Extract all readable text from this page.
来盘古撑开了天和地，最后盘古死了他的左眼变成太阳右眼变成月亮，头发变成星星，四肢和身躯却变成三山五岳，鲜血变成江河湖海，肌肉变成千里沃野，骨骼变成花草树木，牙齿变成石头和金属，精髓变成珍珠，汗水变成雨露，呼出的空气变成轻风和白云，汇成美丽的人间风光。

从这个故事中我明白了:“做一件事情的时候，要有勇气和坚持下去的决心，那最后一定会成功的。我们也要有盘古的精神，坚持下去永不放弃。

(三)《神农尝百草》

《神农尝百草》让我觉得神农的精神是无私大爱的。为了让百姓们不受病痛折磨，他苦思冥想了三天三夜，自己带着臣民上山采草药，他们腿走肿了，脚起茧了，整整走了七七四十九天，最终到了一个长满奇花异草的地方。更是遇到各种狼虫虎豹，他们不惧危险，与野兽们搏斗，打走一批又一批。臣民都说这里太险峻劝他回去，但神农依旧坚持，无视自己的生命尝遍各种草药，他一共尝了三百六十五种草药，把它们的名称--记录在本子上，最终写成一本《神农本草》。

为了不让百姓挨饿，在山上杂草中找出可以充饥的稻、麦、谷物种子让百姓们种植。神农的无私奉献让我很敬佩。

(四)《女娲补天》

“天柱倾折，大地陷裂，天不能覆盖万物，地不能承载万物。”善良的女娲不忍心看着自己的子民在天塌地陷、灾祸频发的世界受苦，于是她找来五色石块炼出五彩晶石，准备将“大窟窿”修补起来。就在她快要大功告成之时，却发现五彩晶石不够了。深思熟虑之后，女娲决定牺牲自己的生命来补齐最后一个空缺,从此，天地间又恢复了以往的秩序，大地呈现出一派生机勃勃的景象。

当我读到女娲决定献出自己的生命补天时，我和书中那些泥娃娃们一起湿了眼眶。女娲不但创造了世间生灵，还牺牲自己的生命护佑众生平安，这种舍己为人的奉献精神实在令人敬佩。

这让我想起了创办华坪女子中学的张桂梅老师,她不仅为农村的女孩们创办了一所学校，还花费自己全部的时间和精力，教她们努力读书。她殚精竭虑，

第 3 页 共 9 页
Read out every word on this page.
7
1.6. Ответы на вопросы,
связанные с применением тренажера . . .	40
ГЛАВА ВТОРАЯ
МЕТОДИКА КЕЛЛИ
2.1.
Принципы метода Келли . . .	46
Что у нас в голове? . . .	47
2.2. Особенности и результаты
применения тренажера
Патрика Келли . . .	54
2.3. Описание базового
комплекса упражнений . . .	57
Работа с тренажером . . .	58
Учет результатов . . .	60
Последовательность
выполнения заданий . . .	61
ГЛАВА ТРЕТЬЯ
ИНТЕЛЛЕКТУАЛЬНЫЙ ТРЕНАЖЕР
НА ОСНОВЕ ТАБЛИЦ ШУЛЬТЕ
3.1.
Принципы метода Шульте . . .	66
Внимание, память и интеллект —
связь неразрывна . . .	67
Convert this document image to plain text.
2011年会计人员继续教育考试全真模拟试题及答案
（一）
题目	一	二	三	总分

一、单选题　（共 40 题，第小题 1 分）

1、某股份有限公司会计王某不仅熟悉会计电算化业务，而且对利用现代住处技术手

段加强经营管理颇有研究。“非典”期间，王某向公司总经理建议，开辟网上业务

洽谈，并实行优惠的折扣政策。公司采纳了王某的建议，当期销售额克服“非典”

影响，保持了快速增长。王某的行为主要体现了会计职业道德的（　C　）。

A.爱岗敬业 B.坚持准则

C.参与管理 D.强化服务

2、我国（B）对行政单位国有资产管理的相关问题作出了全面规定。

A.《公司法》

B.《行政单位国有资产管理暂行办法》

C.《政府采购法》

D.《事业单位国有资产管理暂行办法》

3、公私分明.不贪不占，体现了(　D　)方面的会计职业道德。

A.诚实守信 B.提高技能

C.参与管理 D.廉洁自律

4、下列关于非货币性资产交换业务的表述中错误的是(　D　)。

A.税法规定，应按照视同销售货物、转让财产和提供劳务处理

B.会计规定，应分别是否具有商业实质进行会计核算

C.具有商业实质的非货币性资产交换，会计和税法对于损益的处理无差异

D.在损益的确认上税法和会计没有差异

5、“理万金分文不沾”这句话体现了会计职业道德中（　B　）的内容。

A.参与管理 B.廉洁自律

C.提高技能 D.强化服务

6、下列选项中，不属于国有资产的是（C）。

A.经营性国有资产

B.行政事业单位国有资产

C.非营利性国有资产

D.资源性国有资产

→ Exercise directions:
Repeat all of the records above exactly as written.

→ Final result:
Extract all readable text from this page.
来盘古撑开了天和地，最后盘古死了他的左眼变成太阳右眼变成月亮，头发变成星星，四肢和身躯却变成三山五岳，鲜血变成江河湖海，肌肉变成千里沃野，骨骼变成花草树木，牙齿变成石头和金属，精髓变成珍珠，汗水变成雨露，呼出的空气变成轻风和白云，汇成美丽的人间风光。

从这个故事中我明白了:“做一件事情的时候，要有勇气和坚持下去的决心，那最后一定会成功的。我们也要有盘古的精神，坚持下去永不放弃。

(三)《神农尝百草》

《神农尝百草》让我觉得神农的精神是无私大爱的。为了让百姓们不受病痛折磨，他苦思冥想了三天三夜，自己带着臣民上山采草药，他们腿走肿了，脚起茧了，整整走了七七四十九天，最终到了一个长满奇花异草的地方。更是遇到各种狼虫虎豹，他们不惧危险，与野兽们搏斗，打走一批又一批。臣民都说这里太险峻劝他回去，但神农依旧坚持，无视自己的生命尝遍各种草药，他一共尝了三百六十五种草药，把它们的名称--记录在本子上，最终写成一本《神农本草》。

为了不让百姓挨饿，在山上杂草中找出可以充饥的稻、麦、谷物种子让百姓们种植。神农的无私奉献让我很敬佩。

(四)《女娲补天》

“天柱倾折，大地陷裂，天不能覆盖万物，地不能承载万物。”善良的女娲不忍心看着自己的子民在天塌地陷、灾祸频发的世界受苦，于是她找来五色石块炼出五彩晶石，准备将“大窟窿”修补起来。就在她快要大功告成之时，却发现五彩晶石不够了。深思熟虑之后，女娲决定牺牲自己的生命来补齐最后一个空缺,从此，天地间又恢复了以往的秩序，大地呈现出一派生机勃勃的景象。

当我读到女娲决定献出自己的生命补天时，我和书中那些泥娃娃们一起湿了眼眶。女娲不但创造了世间生灵，还牺牲自己的生命护佑众生平安，这种舍己为人的奉献精神实在令人敬佩。

这让我想起了创办华坪女子中学的张桂梅老师,她不仅为农村的女孩们创办了一所学校，还花费自己全部的时间和精力，教她们努力读书。她殚精竭虑，

第 3 页 共 9 页
Read out every word on this page.
7
1.6. Ответы на вопросы,
связанные с применением тренажера . . .	40
ГЛАВА ВТОРАЯ
МЕТОДИКА КЕЛЛИ
2.1.
Принципы метода Келли . . .	46
Что у нас в голове? . . .	47
2.2. Особенности и результаты
применения тренажера
Патрика Келли . . .	54
2.3. Описание базового
комплекса упражнений . . .	57
Работа с тренажером . . .	58
Учет результатов . . .	60
Последовательность
выполнения заданий . . .	61
ГЛАВА ТРЕТЬЯ
ИНТЕЛЛЕКТУАЛЬНЫЙ ТРЕНАЖЕР
НА ОСНОВЕ ТАБЛИЦ ШУЛЬТЕ
3.1.
Принципы метода Шульте . . .	66
Внимание, память и интеллект —
связь неразрывна . . .	67
Convert this document image to plain text.
2011年会计人员继续教育考试全真模拟试题及答案
（一）
题目	一	二	三	总分

一、单选题　（共 40 题，第小题 1 分）

1、某股份有限公司会计王某不仅熟悉会计电算化业务，而且对利用现代住处技术手

段加强经营管理颇有研究。“非典”期间，王某向公司总经理建议，开辟网上业务

洽谈，并实行优惠的折扣政策。公司采纳了王某的建议，当期销售额克服“非典”

影响，保持了快速增长。王某的行为主要体现了会计职业道德的（　C　）。

A.爱岗敬业 B.坚持准则

C.参与管理 D.强化服务

2、我国（B）对行政单位国有资产管理的相关问题作出了全面规定。

A.《公司法》

B.《行政单位国有资产管理暂行办法》

C.《政府采购法》

D.《事业单位国有资产管理暂行办法》

3、公私分明.不贪不占，体现了(　D　)方面的会计职业道德。

A.诚实守信 B.提高技能

C.参与管理 D.廉洁自律

4、下列关于非货币性资产交换业务的表述中错误的是(　D　)。

A.税法规定，应按照视同销售货物、转让财产和提供劳务处理

B.会计规定，应分别是否具有商业实质进行会计核算

C.具有商业实质的非货币性资产交换，会计和税法对于损益的处理无差异

D.在损益的确认上税法和会计没有差异

5、“理万金分文不沾”这句话体现了会计职业道德中（　B　）的内容。

A.参与管理 B.廉洁自律

C.提高技能 D.强化服务

6、下列选项中，不属于国有资产的是（C）。

A.经营性国有资产

B.行政事业单位国有资产

C.非营利性国有资产

D.资源性国有资产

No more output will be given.